Task objective: Write out all lines holding the word "type".

Data entries for graphics
┌──

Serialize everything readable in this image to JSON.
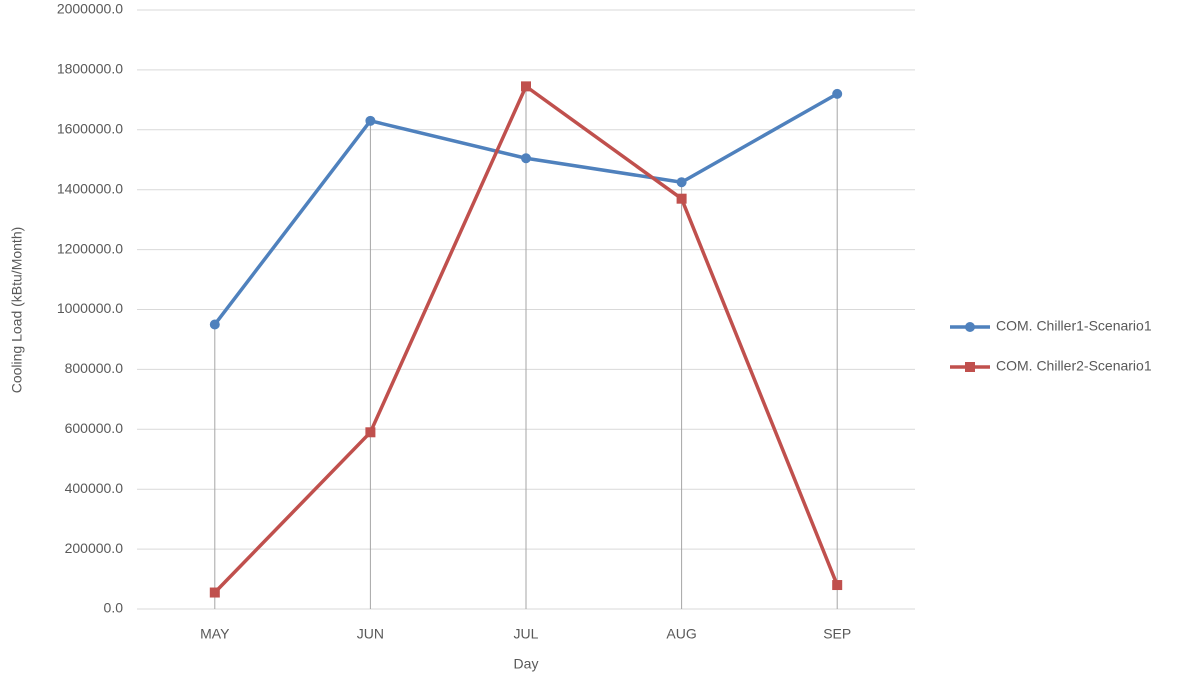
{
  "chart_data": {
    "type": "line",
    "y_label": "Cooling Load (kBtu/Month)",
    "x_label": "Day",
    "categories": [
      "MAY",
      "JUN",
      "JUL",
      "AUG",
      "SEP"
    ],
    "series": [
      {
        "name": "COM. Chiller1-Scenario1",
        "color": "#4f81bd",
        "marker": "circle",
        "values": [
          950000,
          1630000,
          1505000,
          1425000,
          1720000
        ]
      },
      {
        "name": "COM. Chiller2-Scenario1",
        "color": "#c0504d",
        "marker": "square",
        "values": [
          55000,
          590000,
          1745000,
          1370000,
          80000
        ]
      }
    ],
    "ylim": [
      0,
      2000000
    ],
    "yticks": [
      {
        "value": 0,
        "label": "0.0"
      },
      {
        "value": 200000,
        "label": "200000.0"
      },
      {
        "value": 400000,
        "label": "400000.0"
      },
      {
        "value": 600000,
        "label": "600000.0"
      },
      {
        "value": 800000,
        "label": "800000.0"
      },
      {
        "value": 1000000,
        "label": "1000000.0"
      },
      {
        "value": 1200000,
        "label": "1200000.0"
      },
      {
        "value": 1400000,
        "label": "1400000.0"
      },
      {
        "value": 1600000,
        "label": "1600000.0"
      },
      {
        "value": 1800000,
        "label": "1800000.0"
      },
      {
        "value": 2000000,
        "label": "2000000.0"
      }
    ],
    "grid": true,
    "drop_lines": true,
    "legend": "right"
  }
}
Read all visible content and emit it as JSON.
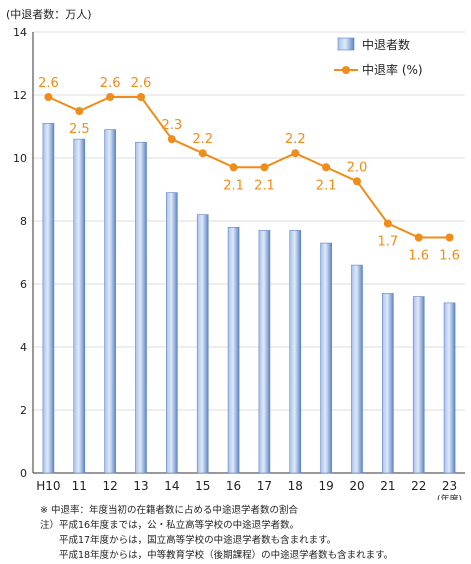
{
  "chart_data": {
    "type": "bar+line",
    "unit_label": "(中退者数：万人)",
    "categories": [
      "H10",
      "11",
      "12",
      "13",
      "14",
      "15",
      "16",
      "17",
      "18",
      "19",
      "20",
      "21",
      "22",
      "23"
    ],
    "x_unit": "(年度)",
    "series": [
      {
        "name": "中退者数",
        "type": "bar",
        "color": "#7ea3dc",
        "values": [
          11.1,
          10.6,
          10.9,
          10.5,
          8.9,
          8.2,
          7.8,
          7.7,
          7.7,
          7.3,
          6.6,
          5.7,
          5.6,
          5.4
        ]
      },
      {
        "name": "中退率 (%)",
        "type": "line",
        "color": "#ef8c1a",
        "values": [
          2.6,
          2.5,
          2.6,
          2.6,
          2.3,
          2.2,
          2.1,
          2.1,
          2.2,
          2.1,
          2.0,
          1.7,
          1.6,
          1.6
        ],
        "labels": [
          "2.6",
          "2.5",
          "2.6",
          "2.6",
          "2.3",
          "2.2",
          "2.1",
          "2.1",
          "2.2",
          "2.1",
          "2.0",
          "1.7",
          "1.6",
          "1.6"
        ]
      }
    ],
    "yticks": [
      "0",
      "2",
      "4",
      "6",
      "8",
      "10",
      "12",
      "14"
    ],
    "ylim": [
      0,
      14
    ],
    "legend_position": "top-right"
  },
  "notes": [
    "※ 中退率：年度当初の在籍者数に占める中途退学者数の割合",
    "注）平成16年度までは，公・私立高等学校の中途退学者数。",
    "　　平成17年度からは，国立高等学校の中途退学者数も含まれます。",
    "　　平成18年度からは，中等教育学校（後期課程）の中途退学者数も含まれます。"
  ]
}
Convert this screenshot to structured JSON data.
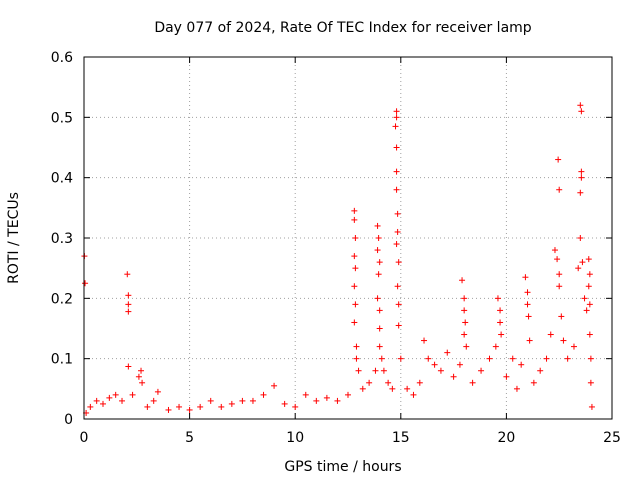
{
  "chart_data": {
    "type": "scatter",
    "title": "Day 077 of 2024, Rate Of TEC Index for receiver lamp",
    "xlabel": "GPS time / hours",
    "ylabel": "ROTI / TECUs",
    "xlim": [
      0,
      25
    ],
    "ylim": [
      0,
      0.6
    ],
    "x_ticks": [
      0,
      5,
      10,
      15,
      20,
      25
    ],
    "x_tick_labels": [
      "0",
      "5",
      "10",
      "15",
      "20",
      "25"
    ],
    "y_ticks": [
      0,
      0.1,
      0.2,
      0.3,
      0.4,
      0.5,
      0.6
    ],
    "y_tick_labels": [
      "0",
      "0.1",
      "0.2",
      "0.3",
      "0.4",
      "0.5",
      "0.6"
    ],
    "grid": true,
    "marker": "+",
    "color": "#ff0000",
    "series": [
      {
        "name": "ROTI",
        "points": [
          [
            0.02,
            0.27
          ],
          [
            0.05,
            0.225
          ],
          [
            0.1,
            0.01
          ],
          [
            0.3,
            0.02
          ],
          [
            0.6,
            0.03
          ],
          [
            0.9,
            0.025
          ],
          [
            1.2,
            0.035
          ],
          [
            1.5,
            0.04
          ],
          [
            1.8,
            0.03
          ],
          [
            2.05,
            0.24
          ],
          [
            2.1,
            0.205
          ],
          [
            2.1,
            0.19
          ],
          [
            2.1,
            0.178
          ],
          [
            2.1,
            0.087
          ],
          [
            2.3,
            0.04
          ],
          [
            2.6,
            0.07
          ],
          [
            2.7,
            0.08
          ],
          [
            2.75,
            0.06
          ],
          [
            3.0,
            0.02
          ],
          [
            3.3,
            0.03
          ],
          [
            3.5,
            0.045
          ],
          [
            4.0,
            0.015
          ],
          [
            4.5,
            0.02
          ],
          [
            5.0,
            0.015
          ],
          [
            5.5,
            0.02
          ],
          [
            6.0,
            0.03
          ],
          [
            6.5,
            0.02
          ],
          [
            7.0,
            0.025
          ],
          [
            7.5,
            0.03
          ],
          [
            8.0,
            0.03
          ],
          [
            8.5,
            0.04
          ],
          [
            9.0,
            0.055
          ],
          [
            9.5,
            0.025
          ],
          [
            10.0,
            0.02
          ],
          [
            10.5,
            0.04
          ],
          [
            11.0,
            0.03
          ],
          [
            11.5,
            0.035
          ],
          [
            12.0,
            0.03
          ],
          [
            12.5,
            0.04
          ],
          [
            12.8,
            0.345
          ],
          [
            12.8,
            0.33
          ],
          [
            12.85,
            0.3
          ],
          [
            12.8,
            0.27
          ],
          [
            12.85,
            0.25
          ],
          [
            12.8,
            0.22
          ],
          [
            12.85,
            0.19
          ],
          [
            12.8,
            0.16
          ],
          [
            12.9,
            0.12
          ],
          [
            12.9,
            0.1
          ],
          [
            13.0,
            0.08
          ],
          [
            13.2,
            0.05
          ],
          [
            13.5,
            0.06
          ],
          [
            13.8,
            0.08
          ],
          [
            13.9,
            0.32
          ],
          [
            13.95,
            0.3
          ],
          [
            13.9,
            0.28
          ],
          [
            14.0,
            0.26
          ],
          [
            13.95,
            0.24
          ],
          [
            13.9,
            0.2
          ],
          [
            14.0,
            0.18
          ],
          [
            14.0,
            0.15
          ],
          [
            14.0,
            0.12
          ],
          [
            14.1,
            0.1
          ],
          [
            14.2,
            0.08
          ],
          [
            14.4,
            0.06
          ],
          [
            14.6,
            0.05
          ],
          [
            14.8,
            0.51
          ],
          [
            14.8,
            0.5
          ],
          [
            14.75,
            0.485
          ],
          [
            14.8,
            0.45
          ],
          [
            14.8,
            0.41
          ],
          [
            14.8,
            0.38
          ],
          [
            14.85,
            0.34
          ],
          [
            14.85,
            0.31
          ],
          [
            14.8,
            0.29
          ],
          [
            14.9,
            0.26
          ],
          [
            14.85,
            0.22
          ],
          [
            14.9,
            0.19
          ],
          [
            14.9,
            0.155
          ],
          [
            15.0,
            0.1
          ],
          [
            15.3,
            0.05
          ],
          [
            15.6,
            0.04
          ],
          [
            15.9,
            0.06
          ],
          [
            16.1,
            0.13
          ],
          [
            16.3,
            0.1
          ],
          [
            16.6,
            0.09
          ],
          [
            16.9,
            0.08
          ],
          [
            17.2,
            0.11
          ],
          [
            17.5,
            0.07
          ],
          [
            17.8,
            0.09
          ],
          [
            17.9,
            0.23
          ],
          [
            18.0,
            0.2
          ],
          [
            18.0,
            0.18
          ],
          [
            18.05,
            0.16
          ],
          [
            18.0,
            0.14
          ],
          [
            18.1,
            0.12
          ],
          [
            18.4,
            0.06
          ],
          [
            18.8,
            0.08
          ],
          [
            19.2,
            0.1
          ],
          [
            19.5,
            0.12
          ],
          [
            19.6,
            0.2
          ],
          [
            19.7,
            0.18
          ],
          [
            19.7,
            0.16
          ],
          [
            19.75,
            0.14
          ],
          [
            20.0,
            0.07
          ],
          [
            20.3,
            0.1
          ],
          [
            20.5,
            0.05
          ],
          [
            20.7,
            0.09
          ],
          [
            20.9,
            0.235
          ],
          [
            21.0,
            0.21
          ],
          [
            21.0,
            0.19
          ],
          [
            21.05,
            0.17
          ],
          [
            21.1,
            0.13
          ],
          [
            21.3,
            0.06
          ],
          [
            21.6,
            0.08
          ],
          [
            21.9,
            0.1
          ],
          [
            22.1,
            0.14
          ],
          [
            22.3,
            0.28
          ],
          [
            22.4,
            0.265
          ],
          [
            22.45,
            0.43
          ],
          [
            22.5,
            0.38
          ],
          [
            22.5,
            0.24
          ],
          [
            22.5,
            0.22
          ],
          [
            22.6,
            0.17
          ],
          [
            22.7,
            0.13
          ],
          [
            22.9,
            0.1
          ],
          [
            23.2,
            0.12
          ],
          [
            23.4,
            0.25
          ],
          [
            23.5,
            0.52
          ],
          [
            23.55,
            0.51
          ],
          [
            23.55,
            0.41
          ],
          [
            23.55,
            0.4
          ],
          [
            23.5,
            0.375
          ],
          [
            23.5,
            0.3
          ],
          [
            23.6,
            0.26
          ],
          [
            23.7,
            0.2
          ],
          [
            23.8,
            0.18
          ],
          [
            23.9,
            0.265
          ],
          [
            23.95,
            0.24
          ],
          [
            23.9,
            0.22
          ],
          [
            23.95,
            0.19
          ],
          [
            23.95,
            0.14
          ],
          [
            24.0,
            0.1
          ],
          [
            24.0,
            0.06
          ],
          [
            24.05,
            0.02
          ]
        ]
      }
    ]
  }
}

└──

Solution to this task:
    "type": "line",
    "type": "bar+line",
        "type": "bar",
        "type": "line",
    "type": "scatter",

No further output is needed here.